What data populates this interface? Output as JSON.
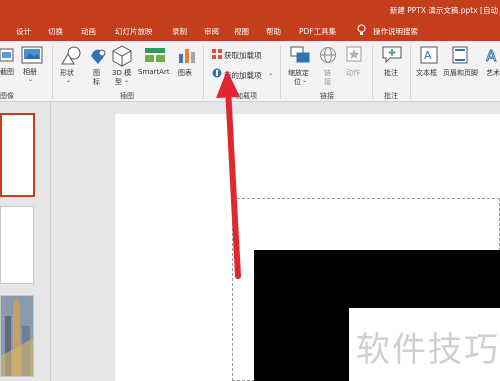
{
  "window": {
    "title": "新建 PPTX 演示文稿.pptx [自动"
  },
  "tabs": [
    "设计",
    "切换",
    "动画",
    "幻灯片放映",
    "录制",
    "审阅",
    "视图",
    "帮助",
    "PDF工具集",
    "操作说明搜索"
  ],
  "ribbon": {
    "partial_left_1": "截图",
    "partial_left_2": "像",
    "album": "相册",
    "shapes": "形状",
    "icons_1": "图",
    "icons_2": "标",
    "models_1": "3D 模",
    "models_2": "型",
    "smartart": "SmartArt",
    "chart": "图表",
    "get_addins": "获取加载项",
    "my_addins": "我的加载项",
    "zoom_1": "缩放定",
    "zoom_2": "位",
    "link_1": "链",
    "link_2": "接",
    "action": "动作",
    "comment": "批注",
    "textbox": "文本框",
    "header_footer": "页眉和页脚",
    "wordart": "艺术"
  },
  "groups": {
    "images": "图像",
    "illustrations": "插图",
    "addins": "加载项",
    "links": "链接",
    "comments": "批注"
  },
  "watermark": "软件技巧",
  "colors": {
    "accent": "#c43e1c",
    "arrow": "#e0262e"
  }
}
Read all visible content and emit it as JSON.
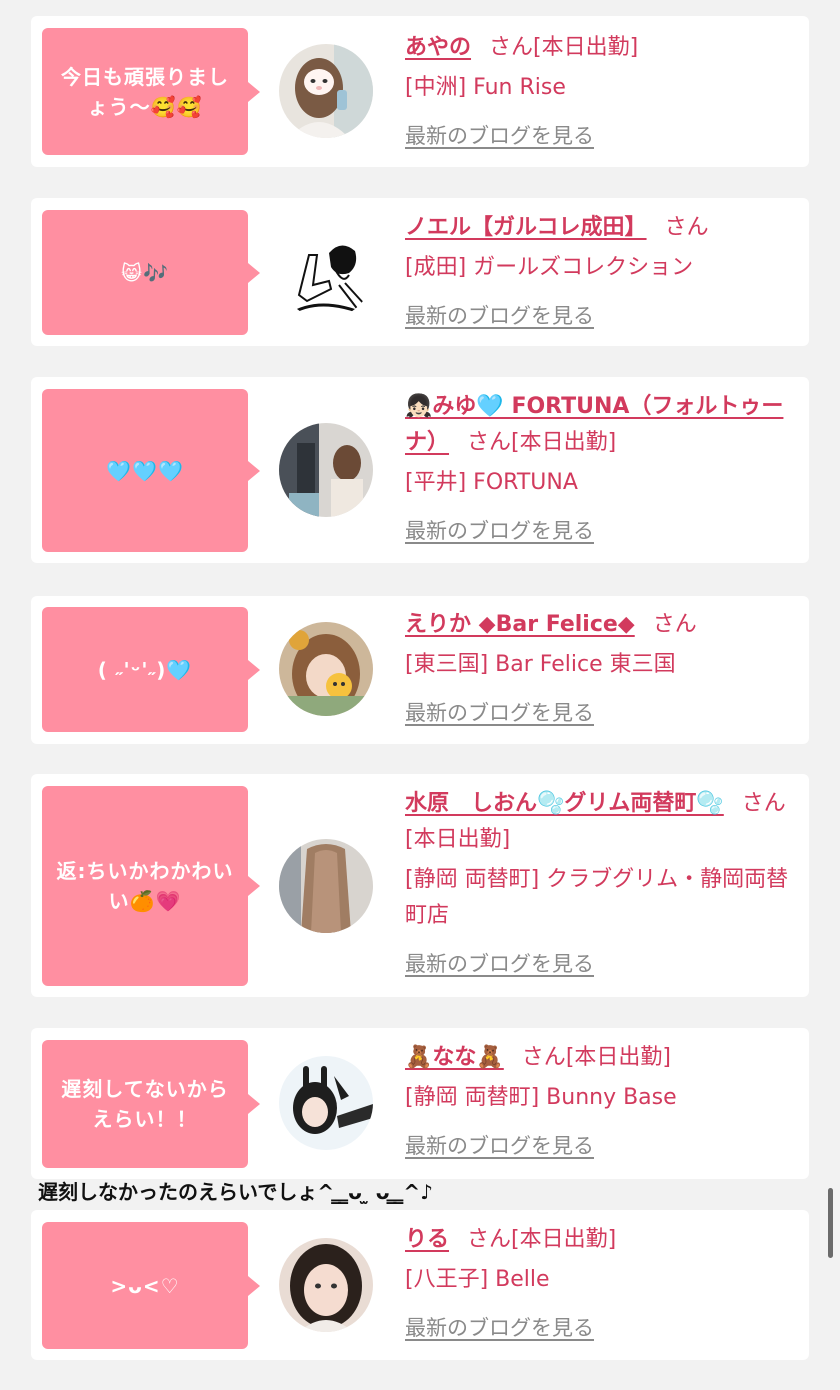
{
  "colors": {
    "bubble": "#ff8fa1",
    "name": "#d23a5d",
    "link": "#8a8a8a",
    "background": "#f2f2f2"
  },
  "posts": [
    {
      "bubble_text": "今日も頑張りましょう〜🥰🥰",
      "name": "あやの",
      "san": "さん",
      "status": "[本日出勤]",
      "shop": "[中洲] Fun Rise",
      "blog_link": "最新のブログを見る",
      "avatar_icon": "avatar-photo"
    },
    {
      "bubble_text": "😸🎶",
      "name": "ノエル【ガルコレ成田】",
      "san": "さん",
      "status": "",
      "shop": "[成田] ガールズコレクション",
      "blog_link": "最新のブログを見る",
      "avatar_icon": "avatar-illustration"
    },
    {
      "bubble_text": "🩵🩵🩵",
      "name": "👧🏻みゆ🩵 FORTUNA（フォルトゥーナ）",
      "san": "さん",
      "status": "[本日出勤]",
      "shop": "[平井] FORTUNA",
      "blog_link": "最新のブログを見る",
      "avatar_icon": "avatar-photo"
    },
    {
      "bubble_text": "( ˶'ᵕ'˶)🩵",
      "name": "えりか ◆Bar Felice◆",
      "san": "さん",
      "status": "",
      "shop": "[東三国] Bar Felice 東三国",
      "blog_link": "最新のブログを見る",
      "avatar_icon": "avatar-photo"
    },
    {
      "bubble_text": "返:ちいかわかわいい🍊💗",
      "name": "水原　しおん🫧グリム両替町🫧",
      "san": "さん",
      "status": "[本日出勤]",
      "shop": "[静岡 両替町] クラブグリム・静岡両替町店",
      "blog_link": "最新のブログを見る",
      "avatar_icon": "avatar-photo"
    },
    {
      "bubble_text": "遅刻してないからえらい！！",
      "name": "🧸なな🧸",
      "san": "さん",
      "status": "[本日出勤]",
      "shop": "[静岡 両替町] Bunny Base",
      "blog_link": "最新のブログを見る",
      "avatar_icon": "avatar-photo"
    },
    {
      "bubble_text": ">ᴗ<♡",
      "name": "りる",
      "san": "さん",
      "status": "[本日出勤]",
      "shop": "[八王子] Belle",
      "blog_link": "最新のブログを見る",
      "avatar_icon": "avatar-photo"
    }
  ],
  "reply_note": "遅刻しなかったのえらいでしょ^ ̳ ̳ᴗ ̫ ᴗ ̳ ̳^♪"
}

---------------

Leave out the pictures and copy the rest of the material above exactly.

# Finished task
What data populates this interface? Output as JSON.
{
  "window": {
    "title": "新建 PPTX 演示文稿.pptx [自动"
  },
  "tabs": [
    "设计",
    "切换",
    "动画",
    "幻灯片放映",
    "录制",
    "审阅",
    "视图",
    "帮助",
    "PDF工具集",
    "操作说明搜索"
  ],
  "ribbon": {
    "partial_left_1": "截图",
    "partial_left_2": "像",
    "album": "相册",
    "shapes": "形状",
    "icons_1": "图",
    "icons_2": "标",
    "models_1": "3D 模",
    "models_2": "型",
    "smartart": "SmartArt",
    "chart": "图表",
    "get_addins": "获取加载项",
    "my_addins": "我的加载项",
    "zoom_1": "缩放定",
    "zoom_2": "位",
    "link_1": "链",
    "link_2": "接",
    "action": "动作",
    "comment": "批注",
    "textbox": "文本框",
    "header_footer": "页眉和页脚",
    "wordart": "艺术"
  },
  "groups": {
    "images": "图像",
    "illustrations": "插图",
    "addins": "加载项",
    "links": "链接",
    "comments": "批注"
  },
  "watermark": "软件技巧",
  "colors": {
    "accent": "#c43e1c",
    "arrow": "#e0262e"
  }
}
Read all visible content and emit it as JSON.
{
  "colors": {
    "bubble": "#ff8fa1",
    "name": "#d23a5d",
    "link": "#8a8a8a",
    "background": "#f2f2f2"
  },
  "posts": [
    {
      "bubble_text": "今日も頑張りましょう〜🥰🥰",
      "name": "あやの",
      "san": "さん",
      "status": "[本日出勤]",
      "shop": "[中洲] Fun Rise",
      "blog_link": "最新のブログを見る",
      "avatar_icon": "avatar-photo"
    },
    {
      "bubble_text": "😸🎶",
      "name": "ノエル【ガルコレ成田】",
      "san": "さん",
      "status": "",
      "shop": "[成田] ガールズコレクション",
      "blog_link": "最新のブログを見る",
      "avatar_icon": "avatar-illustration"
    },
    {
      "bubble_text": "🩵🩵🩵",
      "name": "👧🏻みゆ🩵 FORTUNA（フォルトゥーナ）",
      "san": "さん",
      "status": "[本日出勤]",
      "shop": "[平井] FORTUNA",
      "blog_link": "最新のブログを見る",
      "avatar_icon": "avatar-photo"
    },
    {
      "bubble_text": "( ˶'ᵕ'˶)🩵",
      "name": "えりか ◆Bar Felice◆",
      "san": "さん",
      "status": "",
      "shop": "[東三国] Bar Felice 東三国",
      "blog_link": "最新のブログを見る",
      "avatar_icon": "avatar-photo"
    },
    {
      "bubble_text": "返:ちいかわかわいい🍊💗",
      "name": "水原　しおん🫧グリム両替町🫧",
      "san": "さん",
      "status": "[本日出勤]",
      "shop": "[静岡 両替町] クラブグリム・静岡両替町店",
      "blog_link": "最新のブログを見る",
      "avatar_icon": "avatar-photo"
    },
    {
      "bubble_text": "遅刻してないからえらい！！",
      "name": "🧸なな🧸",
      "san": "さん",
      "status": "[本日出勤]",
      "shop": "[静岡 両替町] Bunny Base",
      "blog_link": "最新のブログを見る",
      "avatar_icon": "avatar-photo"
    },
    {
      "bubble_text": ">ᴗ<♡",
      "name": "りる",
      "san": "さん",
      "status": "[本日出勤]",
      "shop": "[八王子] Belle",
      "blog_link": "最新のブログを見る",
      "avatar_icon": "avatar-photo"
    }
  ],
  "reply_note": "遅刻しなかったのえらいでしょ^ ̳ ̳ᴗ ̫ ᴗ ̳ ̳^♪"
}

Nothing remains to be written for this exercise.